## SHORT TASK
Scan the data below for the string "Operating". Show every line where it turns up.

◆ ◆ ◆

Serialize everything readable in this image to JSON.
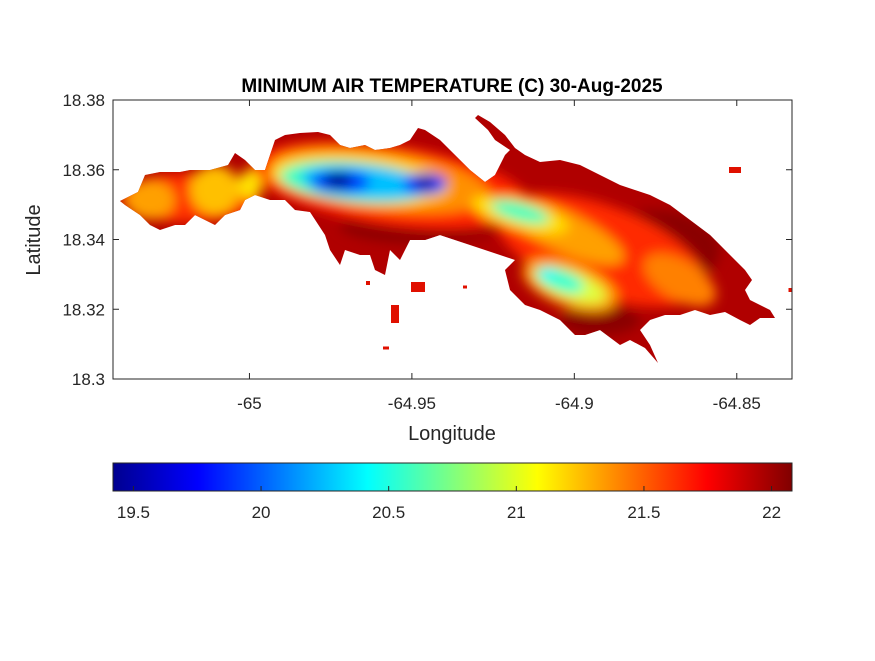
{
  "chart_data": {
    "type": "heatmap",
    "title": "MINIMUM AIR TEMPERATURE (C) 30-Aug-2025",
    "xlabel": "Longitude",
    "ylabel": "Latitude",
    "xlim": [
      -65.042,
      -64.833
    ],
    "ylim": [
      18.3,
      18.38
    ],
    "xticks": [
      -65,
      -64.95,
      -64.9,
      -64.85
    ],
    "xtick_labels": [
      "-65",
      "-64.95",
      "-64.9",
      "-64.85"
    ],
    "yticks": [
      18.3,
      18.32,
      18.34,
      18.36,
      18.38
    ],
    "ytick_labels": [
      "18.3",
      "18.32",
      "18.34",
      "18.36",
      "18.38"
    ],
    "colormap": "jet",
    "clim": [
      19.42,
      22.08
    ],
    "colorbar": {
      "location": "bottom",
      "ticks": [
        19.5,
        20,
        20.5,
        21,
        21.5,
        22
      ],
      "tick_labels": [
        "19.5",
        "20",
        "20.5",
        "21",
        "21.5",
        "22"
      ]
    },
    "grid": false,
    "features": [
      {
        "lon": -64.972,
        "lat": 18.357,
        "value": 19.5
      },
      {
        "lon": -64.948,
        "lat": 18.356,
        "value": 19.6
      },
      {
        "lon": -64.91,
        "lat": 18.329,
        "value": 20.4
      },
      {
        "lon": -64.925,
        "lat": 18.35,
        "value": 20.5
      }
    ]
  }
}
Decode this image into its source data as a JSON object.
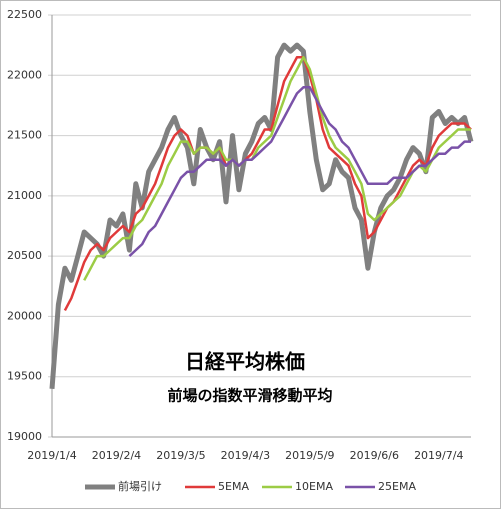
{
  "chart_data": {
    "type": "line",
    "title": "日経平均株価",
    "subtitle": "前場の指数平滑移動平均",
    "categories": [
      "2019/1/4",
      null,
      null,
      null,
      null,
      null,
      null,
      null,
      null,
      null,
      "2019/2/4",
      null,
      null,
      null,
      null,
      null,
      null,
      null,
      null,
      null,
      "2019/3/5",
      null,
      null,
      null,
      null,
      null,
      null,
      null,
      null,
      null,
      "2019/4/3",
      null,
      null,
      null,
      null,
      null,
      null,
      null,
      null,
      null,
      "2019/5/9",
      null,
      null,
      null,
      null,
      null,
      null,
      null,
      null,
      null,
      "2019/6/6",
      null,
      null,
      null,
      null,
      null,
      null,
      null,
      null,
      null,
      "2019/7/4",
      null,
      null,
      null,
      null,
      null
    ],
    "ylim": [
      19000,
      22500
    ],
    "yticks": [
      19000,
      19500,
      20000,
      20500,
      21000,
      21500,
      22000,
      22500
    ],
    "grid": true,
    "series": [
      {
        "name": "前場引け",
        "color": "#808080",
        "values": [
          19400,
          20100,
          20400,
          20300,
          20500,
          20700,
          20650,
          20600,
          20500,
          20800,
          20750,
          20850,
          20550,
          21100,
          20900,
          21200,
          21300,
          21400,
          21550,
          21650,
          21500,
          21400,
          21100,
          21550,
          21400,
          21300,
          21450,
          20950,
          21500,
          21050,
          21350,
          21450,
          21600,
          21650,
          21550,
          22150,
          22250,
          22200,
          22250,
          22200,
          21700,
          21300,
          21050,
          21100,
          21300,
          21200,
          21150,
          20900,
          20800,
          20400,
          20700,
          20900,
          21000,
          21050,
          21150,
          21300,
          21400,
          21350,
          21200,
          21650,
          21700,
          21600,
          21650,
          21600,
          21650,
          21450
        ]
      },
      {
        "name": "5EMA",
        "color": "#e03a3a",
        "values": [
          null,
          null,
          20050,
          20150,
          20300,
          20450,
          20550,
          20600,
          20550,
          20650,
          20700,
          20750,
          20700,
          20850,
          20900,
          21000,
          21100,
          21250,
          21400,
          21500,
          21550,
          21500,
          21350,
          21400,
          21400,
          21350,
          21400,
          21250,
          21300,
          21250,
          21300,
          21350,
          21450,
          21550,
          21550,
          21750,
          21950,
          22050,
          22150,
          22150,
          22000,
          21800,
          21550,
          21400,
          21350,
          21300,
          21250,
          21100,
          21000,
          20650,
          20700,
          20800,
          20900,
          20950,
          21050,
          21150,
          21250,
          21300,
          21250,
          21400,
          21500,
          21550,
          21600,
          21600,
          21600,
          21550
        ]
      },
      {
        "name": "10EMA",
        "color": "#9ccc45",
        "values": [
          null,
          null,
          null,
          null,
          null,
          20300,
          20400,
          20500,
          20500,
          20550,
          20600,
          20650,
          20650,
          20750,
          20800,
          20900,
          21000,
          21100,
          21250,
          21350,
          21450,
          21450,
          21350,
          21400,
          21400,
          21350,
          21400,
          21300,
          21300,
          21250,
          21300,
          21300,
          21400,
          21450,
          21500,
          21650,
          21800,
          21950,
          22050,
          22150,
          22050,
          21850,
          21650,
          21500,
          21400,
          21350,
          21300,
          21200,
          21100,
          20850,
          20800,
          20850,
          20900,
          20950,
          21000,
          21100,
          21200,
          21250,
          21200,
          21300,
          21400,
          21450,
          21500,
          21550,
          21550,
          21550
        ]
      },
      {
        "name": "25EMA",
        "color": "#7a52a8",
        "values": [
          null,
          null,
          null,
          null,
          null,
          null,
          null,
          null,
          null,
          null,
          null,
          null,
          20500,
          20550,
          20600,
          20700,
          20750,
          20850,
          20950,
          21050,
          21150,
          21200,
          21200,
          21250,
          21300,
          21300,
          21300,
          21250,
          21300,
          21250,
          21300,
          21300,
          21350,
          21400,
          21450,
          21550,
          21650,
          21750,
          21850,
          21900,
          21900,
          21800,
          21700,
          21600,
          21550,
          21450,
          21400,
          21300,
          21200,
          21100,
          21100,
          21100,
          21100,
          21150,
          21150,
          21150,
          21200,
          21250,
          21250,
          21300,
          21350,
          21350,
          21400,
          21400,
          21450,
          21450
        ]
      }
    ]
  }
}
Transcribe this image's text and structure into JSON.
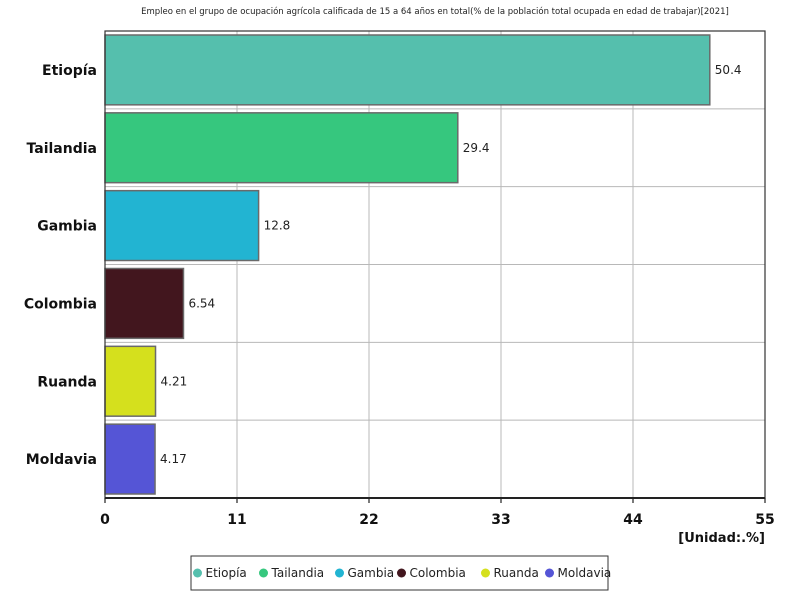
{
  "chart_data": {
    "type": "bar",
    "orientation": "horizontal",
    "title": "Empleo en el grupo de ocupación agrícola calificada de 15 a 64 años en total(% de la población total ocupada en edad de trabajar)[2021]",
    "categories": [
      "Etiopía",
      "Tailandia",
      "Gambia",
      "Colombia",
      "Ruanda",
      "Moldavia"
    ],
    "values": [
      50.4,
      29.4,
      12.8,
      6.54,
      4.21,
      4.17
    ],
    "value_labels": [
      "50.4",
      "29.4",
      "12.8",
      "6.54",
      "4.21",
      "4.17"
    ],
    "colors": [
      "#55bfad",
      "#36c77e",
      "#22b4d2",
      "#42161e",
      "#d5e01d",
      "#5555d6"
    ],
    "xlim": [
      0,
      55
    ],
    "xticks": [
      "0",
      "11",
      "22",
      "33",
      "44",
      "55"
    ],
    "tick_values": [
      0,
      11,
      22,
      33,
      44,
      55
    ],
    "unit_label": "[Unidad:.%]",
    "grid": true,
    "legend": {
      "placement": "bottom-center",
      "entries": [
        "Etiopía",
        "Tailandia",
        "Gambia",
        "Colombia",
        "Ruanda",
        "Moldavia"
      ]
    }
  }
}
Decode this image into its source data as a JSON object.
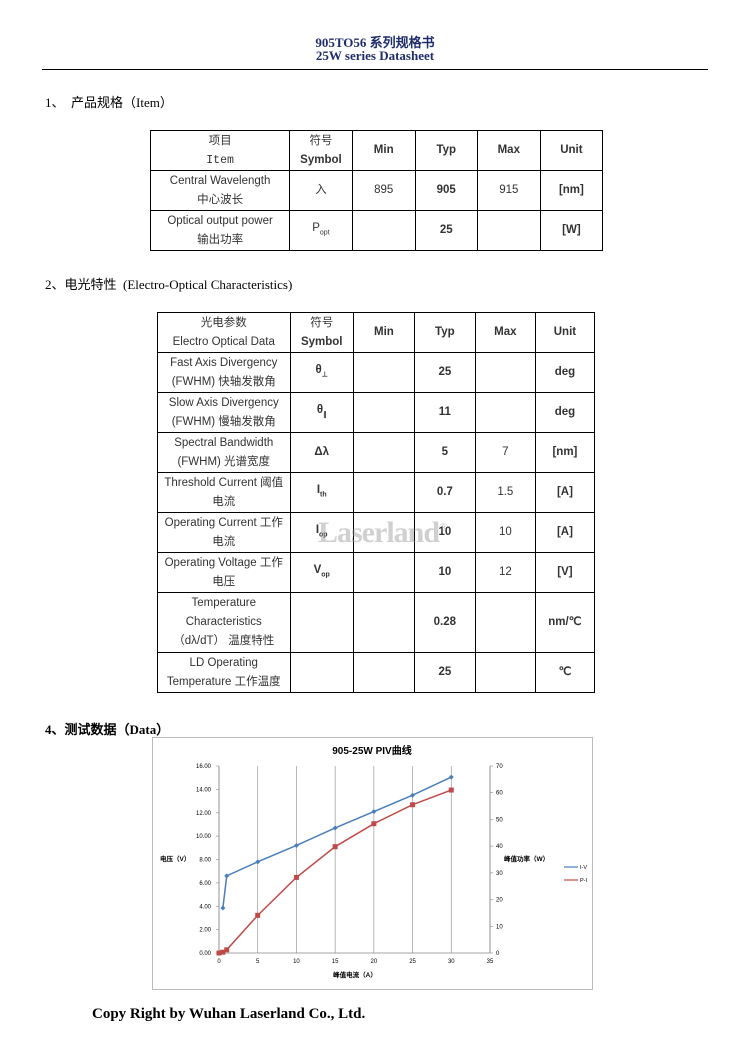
{
  "header": {
    "title": "905TO56 系列规格书",
    "subtitle": "25W series Datasheet"
  },
  "section1": {
    "heading": "1、  产品规格（Item）"
  },
  "table1": {
    "header": [
      [
        "项目",
        "Item"
      ],
      [
        "符号",
        "Symbol"
      ],
      "Min",
      "Typ",
      "Max",
      "Unit"
    ],
    "rows": [
      [
        [
          "Central Wavelength",
          "中心波长"
        ],
        "入",
        895,
        905,
        915,
        "[nm]"
      ],
      [
        [
          "Optical output power",
          "输出功率"
        ],
        {
          "base": "P",
          "sub": "opt"
        },
        null,
        25,
        null,
        "[W]"
      ]
    ]
  },
  "section2": {
    "heading": "2、电光特性  (Electro-Optical Characteristics)"
  },
  "table2": {
    "header": [
      [
        "光电参数",
        "Electro Optical Data"
      ],
      [
        "符号",
        "Symbol"
      ],
      "Min",
      "Typ",
      "Max",
      "Unit"
    ],
    "rows": [
      [
        [
          "Fast Axis Divergency",
          "(FWHM) 快轴发散角"
        ],
        {
          "base": "θ",
          "sub": "⊥"
        },
        null,
        25,
        null,
        "deg"
      ],
      [
        [
          "Slow Axis Divergency",
          "(FWHM) 慢轴发散角"
        ],
        {
          "base": "θ",
          "sub": "∥"
        },
        null,
        11,
        null,
        "deg"
      ],
      [
        [
          "Spectral Bandwidth",
          "(FWHM) 光谱宽度"
        ],
        "Δλ",
        null,
        5,
        7,
        "[nm]"
      ],
      [
        [
          "Threshold Current 阈值",
          "电流"
        ],
        {
          "base": "I",
          "sub": "th"
        },
        null,
        0.7,
        1.5,
        "[A]"
      ],
      [
        [
          "Operating Current 工作",
          "电流"
        ],
        {
          "base": "I",
          "sub": "op"
        },
        null,
        10,
        10,
        "[A]"
      ],
      [
        [
          "Operating Voltage 工作",
          "电压"
        ],
        {
          "base": "V",
          "sub": "op"
        },
        null,
        10,
        12,
        "[V]"
      ],
      [
        [
          "Temperature",
          "Characteristics",
          "（dλ/dT） 温度特性"
        ],
        null,
        null,
        0.28,
        null,
        "nm/℃"
      ],
      [
        [
          "LD Operating",
          "Temperature 工作温度"
        ],
        null,
        null,
        25,
        null,
        "℃"
      ]
    ]
  },
  "watermark": {
    "text": "Laserland",
    "mark": "®"
  },
  "section4": {
    "heading": "4、测试数据（Data）"
  },
  "chart_data": {
    "type": "line",
    "title": "905-25W PIV曲线",
    "x_label": "峰值电流（A）",
    "y_label": "电压（V）",
    "y2_label": "峰值功率（W）",
    "xlim": [
      0,
      35
    ],
    "xticks": [
      0,
      5,
      10,
      15,
      20,
      25,
      30,
      35
    ],
    "ylim": [
      0,
      16
    ],
    "yticks": [
      {
        "value": 0,
        "label": "0.00"
      },
      {
        "value": 2,
        "label": "2.00"
      },
      {
        "value": 4,
        "label": "4.00"
      },
      {
        "value": 6,
        "label": "6.00"
      },
      {
        "value": 8,
        "label": "8.00"
      },
      {
        "value": 10,
        "label": "10.00"
      },
      {
        "value": 12,
        "label": "12.00"
      },
      {
        "value": 14,
        "label": "14.00"
      },
      {
        "value": 16,
        "label": "16.00"
      }
    ],
    "y2lim": [
      0,
      70
    ],
    "y2ticks": [
      0,
      10,
      20,
      30,
      40,
      50,
      60,
      70
    ],
    "grid": "vertical",
    "legend": "right",
    "series": [
      {
        "name": "I-V",
        "color": "#4a7ebb",
        "marker": "diamond",
        "x": [
          0.5,
          1,
          5,
          10,
          15,
          20,
          25,
          30
        ],
        "values": [
          3.85,
          6.6,
          7.8,
          9.2,
          10.7,
          12.1,
          13.5,
          15.05
        ]
      },
      {
        "name": "P-I",
        "color": "#be4b48",
        "marker": "square",
        "axis": "y2",
        "x": [
          0,
          0.5,
          1,
          5,
          10,
          15,
          20,
          25,
          30
        ],
        "values": [
          0,
          0.3,
          1.2,
          14.1,
          28.3,
          39.8,
          48.4,
          55.5,
          61
        ]
      }
    ]
  },
  "footer": {
    "text": "Copy Right by Wuhan Laserland Co., Ltd."
  }
}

◆ ◆ ◆

## REPLY TO THE EXERCISE
          "Operating Current 工作",
          "Operating Voltage 工作",
          "LD Operating",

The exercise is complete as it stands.